Task directions: Go through the data below and copy it exactly, skipping every picture.
════════════════════
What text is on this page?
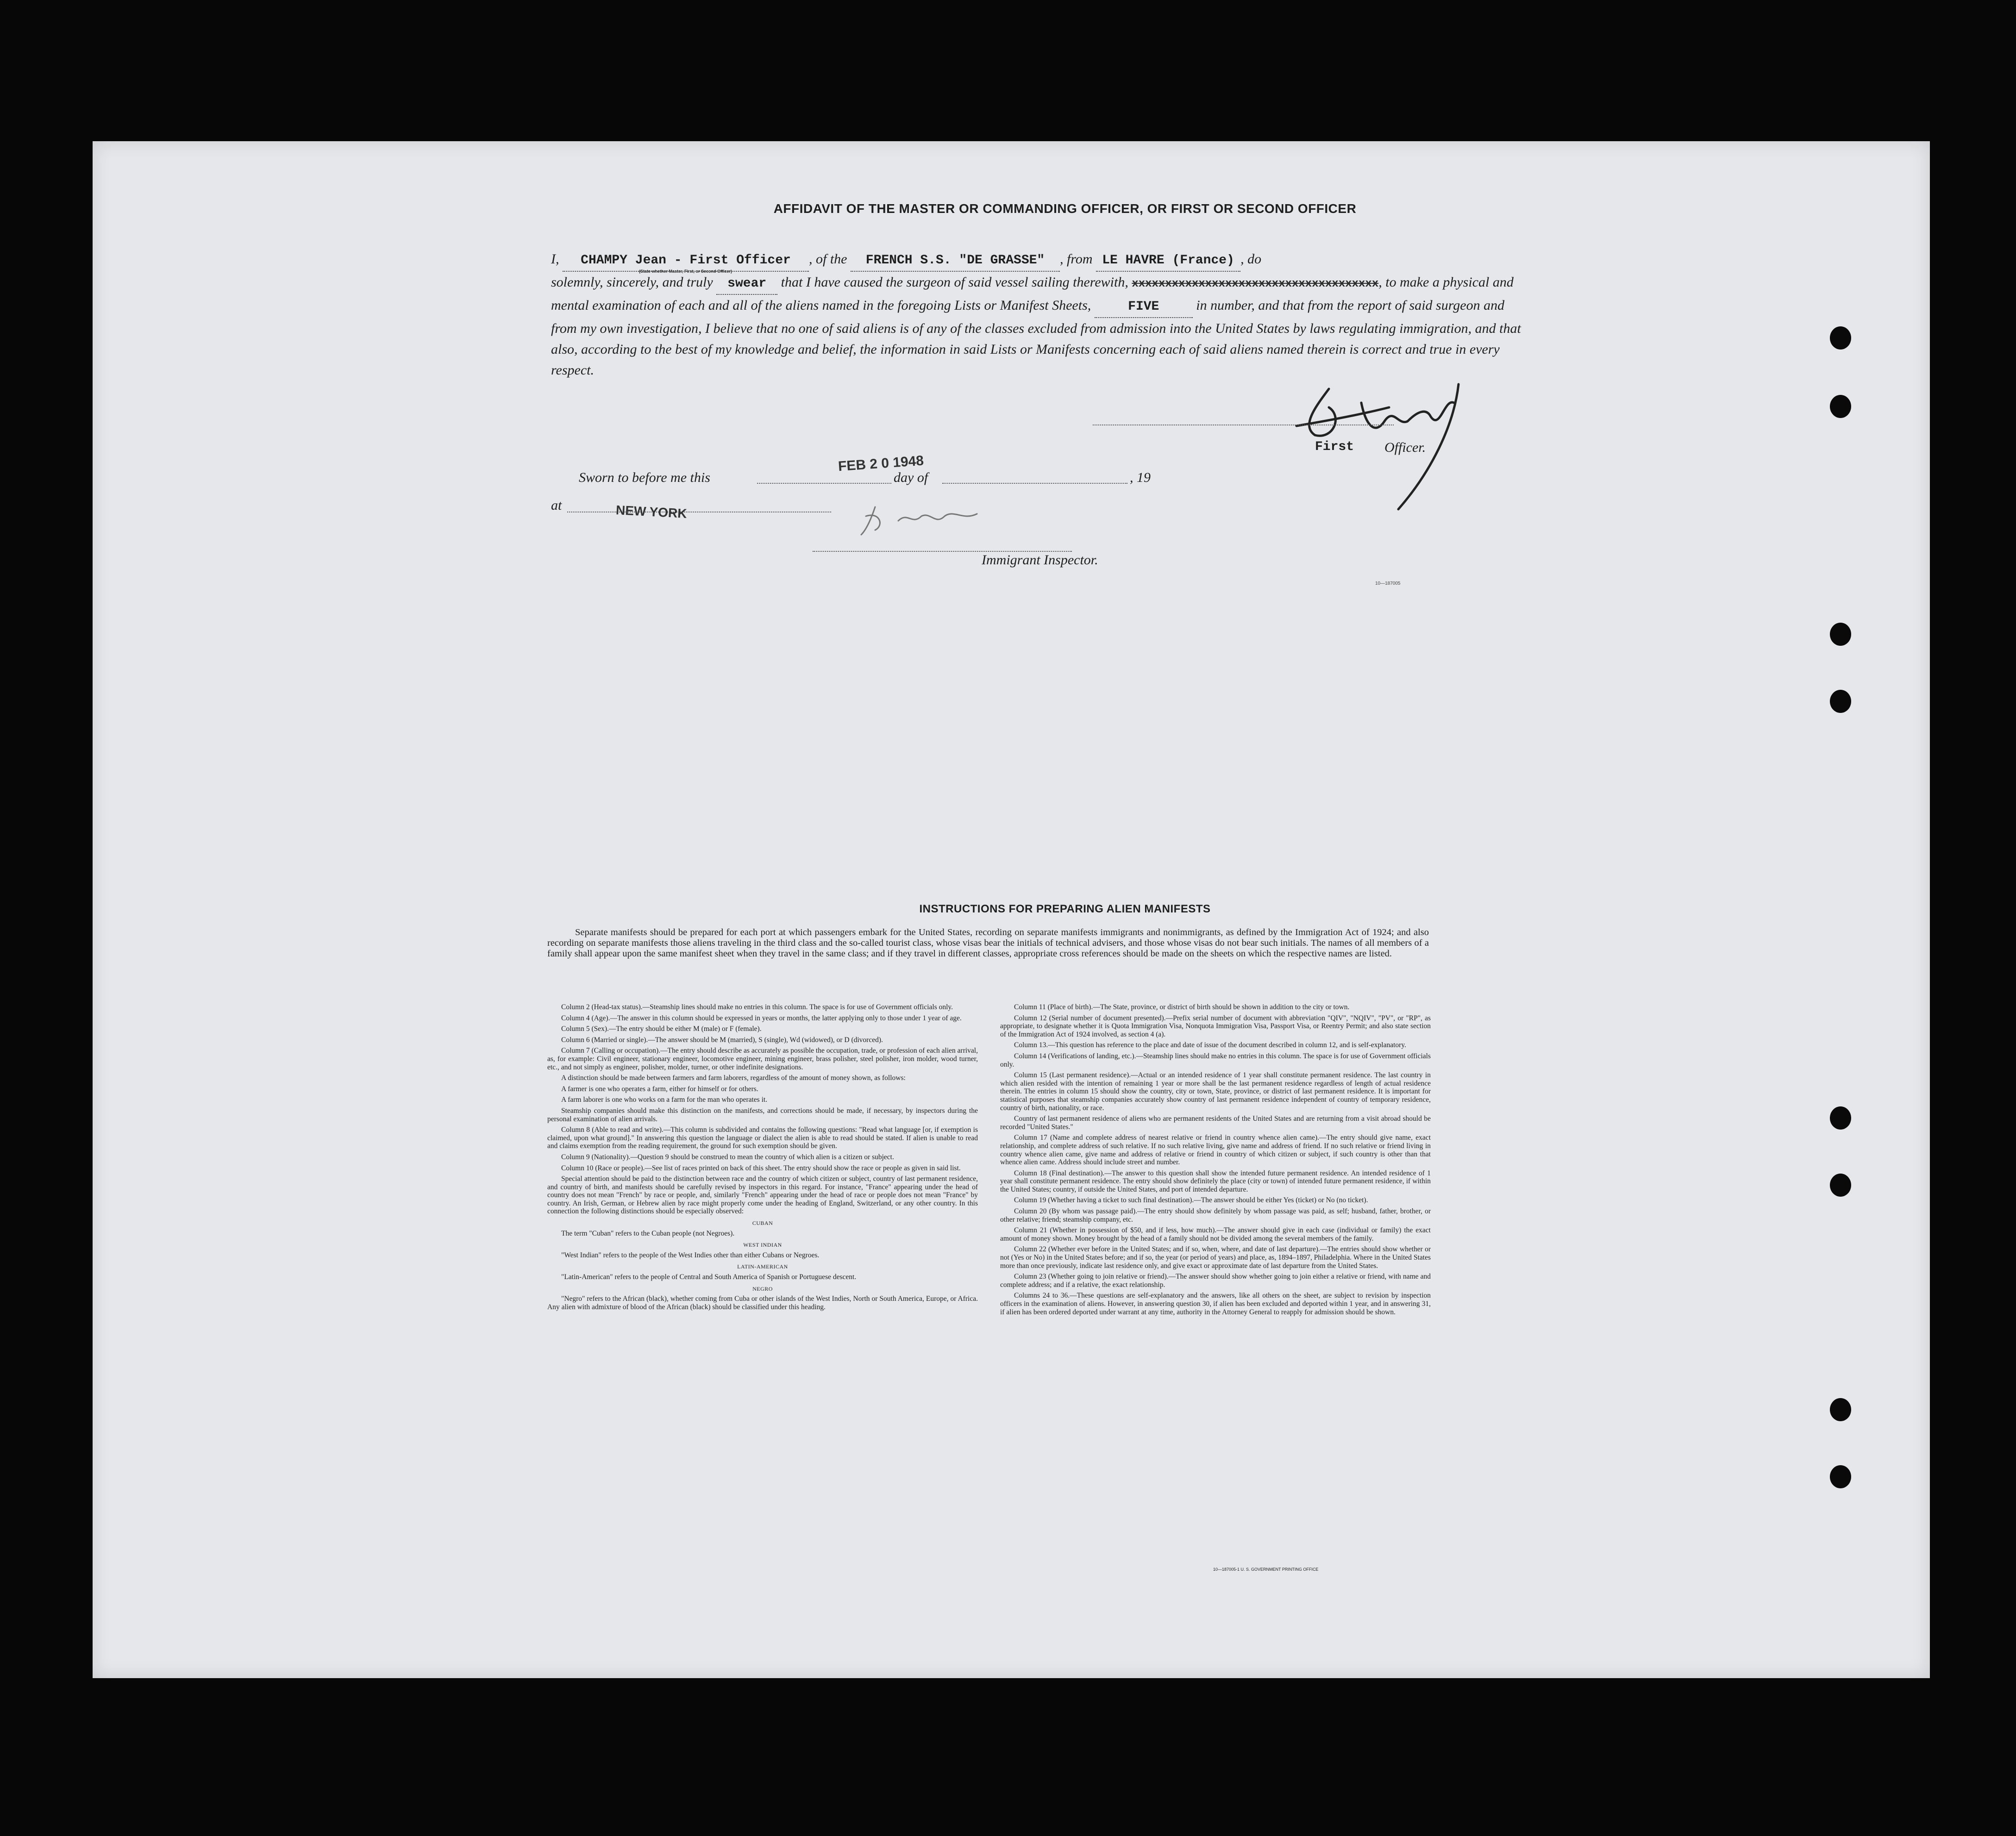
AFFIDAVIT OF THE MASTER OR COMMANDING OFFICER, OR FIRST OR SECOND OFFICER
(State whether Master, First, or Second Officer)
I, CHAMPY Jean - First Officer , of the FRENCH S.S. "DE GRASSE" , from LE HAVRE (France) , do
solemnly, sincerely, and truly swear that I have caused the surgeon of said vessel sailing therewith, xxxxxxxxxxxxxxxxxxxxxxxxxxxxxxxxxxxxx, to make a physical and mental examination of each and all of the aliens named in the foregoing Lists or Manifest Sheets,	FIVE	in number, and that from the report of said surgeon and from my own investigation, I believe that no one of said aliens is of any of the classes excluded from admission into the United States by laws regulating immigration, and that also, according to the best of my knowledge and belief, the information in said Lists or Manifests concerning each of said aliens named therein is correct and true in every respect.
First Officer.
Sworn to before me this
FEB 2 0 1948
day of	, 19
at	NEW YORK
Immigrant Inspector.
10—187005
INSTRUCTIONS FOR PREPARING ALIEN MANIFESTS
Separate manifests should be prepared for each port at which passengers embark for the United States, recording on separate manifests immigrants and nonimmigrants, as defined by the Immigration Act of 1924; and also recording on separate manifests those aliens traveling in the third class and the so-called tourist class, whose visas bear the initials of technical advisers, and those whose visas do not bear such initials. The names of all members of a family shall appear upon the same manifest sheet when they travel in the same class; and if they travel in different classes, appropriate cross references should be made on the sheets on which the respective names are listed.

Column 2 (Head-tax status).—Steamship lines should make no entries in this column. The space is for use of Government officials only.

Column 4 (Age).—The answer in this column should be expressed in years or months, the latter applying only to those under 1 year of age.

Column 5 (Sex).—The entry should be either M (male) or F (female).

Column 6 (Married or single).—The answer should be M (married), S (single), Wd (widowed), or D (divorced).

Column 7 (Calling or occupation).—The entry should describe as accurately as possible the occupation, trade, or profession of each alien arrival, as, for example: Civil engineer, stationary engineer, locomotive engineer, mining engineer, brass polisher, steel polisher, iron molder, wood turner, etc., and not simply as engineer, polisher, molder, turner, or other indefinite designations.

A distinction should be made between farmers and farm laborers, regardless of the amount of money shown, as follows:

A farmer is one who operates a farm, either for himself or for others.

A farm laborer is one who works on a farm for the man who operates it.

Steamship companies should make this distinction on the manifests, and corrections should be made, if necessary, by inspectors during the personal examination of alien arrivals.

Column 8 (Able to read and write).—This column is subdivided and contains the following questions: "Read what language [or, if exemption is claimed, upon what ground]." In answering this question the language or dialect the alien is able to read should be stated. If alien is unable to read and claims exemption from the reading requirement, the ground for such exemption should be given.

Column 9 (Nationality).—Question 9 should be construed to mean the country of which alien is a citizen or subject.

Column 10 (Race or people).—See list of races printed on back of this sheet. The entry should show the race or people as given in said list.

Special attention should be paid to the distinction between race and the country of which citizen or subject, country of last permanent residence, and country of birth, and manifests should be carefully revised by inspectors in this regard. For instance, "France" appearing under the head of country does not mean "French" by race or people, and, similarly "French" appearing under the head of race or people does not mean "France" by country. An Irish, German, or Hebrew alien by race might properly come under the heading of England, Switzerland, or any other country. In this connection the following distinctions should be especially observed:

CUBAN

The term "Cuban" refers to the Cuban people (not Negroes).

WEST INDIAN

"West Indian" refers to the people of the West Indies other than either Cubans or Negroes.

LATIN-AMERICAN

"Latin-American" refers to the people of Central and South America of Spanish or Portuguese descent.

NEGRO

"Negro" refers to the African (black), whether coming from Cuba or other islands of the West Indies, North or South America, Europe, or Africa. Any alien with admixture of blood of the African (black) should be classified under this heading.

Column 11 (Place of birth).—The State, province, or district of birth should be shown in addition to the city or town.

Column 12 (Serial number of document presented).—Prefix serial number of document with abbreviation "QIV", "NQIV", "PV", or "RP", as appropriate, to designate whether it is Quota Immigration Visa, Nonquota Immigration Visa, Passport Visa, or Reentry Permit; and also state section of the Immigration Act of 1924 involved, as section 4 (a).

Column 13.—This question has reference to the place and date of issue of the document described in column 12, and is self-explanatory.

Column 14 (Verifications of landing, etc.).—Steamship lines should make no entries in this column. The space is for use of Government officials only.

Column 15 (Last permanent residence).—Actual or an intended residence of 1 year shall constitute permanent residence. The last country in which alien resided with the intention of remaining 1 year or more shall be the last permanent residence regardless of length of actual residence therein. The entries in column 15 should show the country, city or town, State, province, or district of last permanent residence. It is important for statistical purposes that steamship companies accurately show country of last permanent residence independent of country of temporary residence, country of birth, nationality, or race.

Country of last permanent residence of aliens who are permanent residents of the United States and are returning from a visit abroad should be recorded "United States."

Column 17 (Name and complete address of nearest relative or friend in country whence alien came).—The entry should give name, exact relationship, and complete address of such relative. If no such relative living, give name and address of friend. If no such relative or friend living in country whence alien came, give name and address of relative or friend in country of which citizen or subject, if such country is other than that whence alien came. Address should include street and number.

Column 18 (Final destination).—The answer to this question shall show the intended future permanent residence. An intended residence of 1 year shall constitute permanent residence. The entry should show definitely the place (city or town) of intended future permanent residence, if within the United States; country, if outside the United States, and port of intended departure.

Column 19 (Whether having a ticket to such final destination).—The answer should be either Yes (ticket) or No (no ticket).

Column 20 (By whom was passage paid).—The entry should show definitely by whom passage was paid, as self; husband, father, brother, or other relative; friend; steamship company, etc.

Column 21 (Whether in possession of $50, and if less, how much).—The answer should give in each case (individual or family) the exact amount of money shown. Money brought by the head of a family should not be divided among the several members of the family.

Column 22 (Whether ever before in the United States; and if so, when, where, and date of last departure).—The entries should show whether or not (Yes or No) in the United States before; and if so, the year (or period of years) and place, as, 1894–1897, Philadelphia. Where in the United States more than once previously, indicate last residence only, and give exact or approximate date of last departure from the United States.

Column 23 (Whether going to join relative or friend).—The answer should show whether going to join either a relative or friend, with name and complete address; and if a relative, the exact relationship.

Columns 24 to 36.—These questions are self-explanatory and the answers, like all others on the sheet, are subject to revision by inspection officers in the examination of aliens. However, in answering question 30, if alien has been excluded and deported within 1 year, and in answering 31, if alien has been ordered deported under warrant at any time, authority in the Attorney General to reapply for admission should be shown.

10—187005-1 U. S. GOVERNMENT PRINTING OFFICE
════════════════════
The reply:
What text is on this page?
AFFIDAVIT OF THE MASTER OR COMMANDING OFFICER, OR FIRST OR SECOND OFFICER
(State whether Master, First, or Second Officer)
I, CHAMPY Jean - First Officer , of the FRENCH S.S. "DE GRASSE" , from LE HAVRE (France) , do
solemnly, sincerely, and truly swear that I have caused the surgeon of said vessel sailing therewith, xxxxxxxxxxxxxxxxxxxxxxxxxxxxxxxxxxxxx, to make a physical and mental examination of each and all of the aliens named in the foregoing Lists or Manifest Sheets,	FIVE	in number, and that from the report of said surgeon and from my own investigation, I believe that no one of said aliens is of any of the classes excluded from admission into the United States by laws regulating immigration, and that also, according to the best of my knowledge and belief, the information in said Lists or Manifests concerning each of said aliens named therein is correct and true in every respect.
First Officer.
Sworn to before me this
FEB 2 0 1948
day of	, 19
at	NEW YORK
Immigrant Inspector.
10—187005
INSTRUCTIONS FOR PREPARING ALIEN MANIFESTS
Separate manifests should be prepared for each port at which passengers embark for the United States, recording on separate manifests immigrants and nonimmigrants, as defined by the Immigration Act of 1924; and also recording on separate manifests those aliens traveling in the third class and the so-called tourist class, whose visas bear the initials of technical advisers, and those whose visas do not bear such initials. The names of all members of a family shall appear upon the same manifest sheet when they travel in the same class; and if they travel in different classes, appropriate cross references should be made on the sheets on which the respective names are listed.

Column 2 (Head-tax status).—Steamship lines should make no entries in this column. The space is for use of Government officials only.

Column 4 (Age).—The answer in this column should be expressed in years or months, the latter applying only to those under 1 year of age.

Column 5 (Sex).—The entry should be either M (male) or F (female).

Column 6 (Married or single).—The answer should be M (married), S (single), Wd (widowed), or D (divorced).

Column 7 (Calling or occupation).—The entry should describe as accurately as possible the occupation, trade, or profession of each alien arrival, as, for example: Civil engineer, stationary engineer, locomotive engineer, mining engineer, brass polisher, steel polisher, iron molder, wood turner, etc., and not simply as engineer, polisher, molder, turner, or other indefinite designations.

A distinction should be made between farmers and farm laborers, regardless of the amount of money shown, as follows:

A farmer is one who operates a farm, either for himself or for others.

A farm laborer is one who works on a farm for the man who operates it.

Steamship companies should make this distinction on the manifests, and corrections should be made, if necessary, by inspectors during the personal examination of alien arrivals.

Column 8 (Able to read and write).—This column is subdivided and contains the following questions: "Read what language [or, if exemption is claimed, upon what ground]." In answering this question the language or dialect the alien is able to read should be stated. If alien is unable to read and claims exemption from the reading requirement, the ground for such exemption should be given.

Column 9 (Nationality).—Question 9 should be construed to mean the country of which alien is a citizen or subject.

Column 10 (Race or people).—See list of races printed on back of this sheet. The entry should show the race or people as given in said list.

Special attention should be paid to the distinction between race and the country of which citizen or subject, country of last permanent residence, and country of birth, and manifests should be carefully revised by inspectors in this regard. For instance, "France" appearing under the head of country does not mean "French" by race or people, and, similarly "French" appearing under the head of race or people does not mean "France" by country. An Irish, German, or Hebrew alien by race might properly come under the heading of England, Switzerland, or any other country. In this connection the following distinctions should be especially observed:

CUBAN

The term "Cuban" refers to the Cuban people (not Negroes).

WEST INDIAN

"West Indian" refers to the people of the West Indies other than either Cubans or Negroes.

LATIN-AMERICAN

"Latin-American" refers to the people of Central and South America of Spanish or Portuguese descent.

NEGRO

"Negro" refers to the African (black), whether coming from Cuba or other islands of the West Indies, North or South America, Europe, or Africa. Any alien with admixture of blood of the African (black) should be classified under this heading.

Column 11 (Place of birth).—The State, province, or district of birth should be shown in addition to the city or town.

Column 12 (Serial number of document presented).—Prefix serial number of document with abbreviation "QIV", "NQIV", "PV", or "RP", as appropriate, to designate whether it is Quota Immigration Visa, Nonquota Immigration Visa, Passport Visa, or Reentry Permit; and also state section of the Immigration Act of 1924 involved, as section 4 (a).

Column 13.—This question has reference to the place and date of issue of the document described in column 12, and is self-explanatory.

Column 14 (Verifications of landing, etc.).—Steamship lines should make no entries in this column. The space is for use of Government officials only.

Column 15 (Last permanent residence).—Actual or an intended residence of 1 year shall constitute permanent residence. The last country in which alien resided with the intention of remaining 1 year or more shall be the last permanent residence regardless of length of actual residence therein. The entries in column 15 should show the country, city or town, State, province, or district of last permanent residence. It is important for statistical purposes that steamship companies accurately show country of last permanent residence independent of country of temporary residence, country of birth, nationality, or race.

Country of last permanent residence of aliens who are permanent residents of the United States and are returning from a visit abroad should be recorded "United States."

Column 17 (Name and complete address of nearest relative or friend in country whence alien came).—The entry should give name, exact relationship, and complete address of such relative. If no such relative living, give name and address of friend. If no such relative or friend living in country whence alien came, give name and address of relative or friend in country of which citizen or subject, if such country is other than that whence alien came. Address should include street and number.

Column 18 (Final destination).—The answer to this question shall show the intended future permanent residence. An intended residence of 1 year shall constitute permanent residence. The entry should show definitely the place (city or town) of intended future permanent residence, if within the United States; country, if outside the United States, and port of intended departure.

Column 19 (Whether having a ticket to such final destination).—The answer should be either Yes (ticket) or No (no ticket).

Column 20 (By whom was passage paid).—The entry should show definitely by whom passage was paid, as self; husband, father, brother, or other relative; friend; steamship company, etc.

Column 21 (Whether in possession of $50, and if less, how much).—The answer should give in each case (individual or family) the exact amount of money shown. Money brought by the head of a family should not be divided among the several members of the family.

Column 22 (Whether ever before in the United States; and if so, when, where, and date of last departure).—The entries should show whether or not (Yes or No) in the United States before; and if so, the year (or period of years) and place, as, 1894–1897, Philadelphia. Where in the United States more than once previously, indicate last residence only, and give exact or approximate date of last departure from the United States.

Column 23 (Whether going to join relative or friend).—The answer should show whether going to join either a relative or friend, with name and complete address; and if a relative, the exact relationship.

Columns 24 to 36.—These questions are self-explanatory and the answers, like all others on the sheet, are subject to revision by inspection officers in the examination of aliens. However, in answering question 30, if alien has been excluded and deported within 1 year, and in answering 31, if alien has been ordered deported under warrant at any time, authority in the Attorney General to reapply for admission should be shown.

10—187005-1 U. S. GOVERNMENT PRINTING OFFICE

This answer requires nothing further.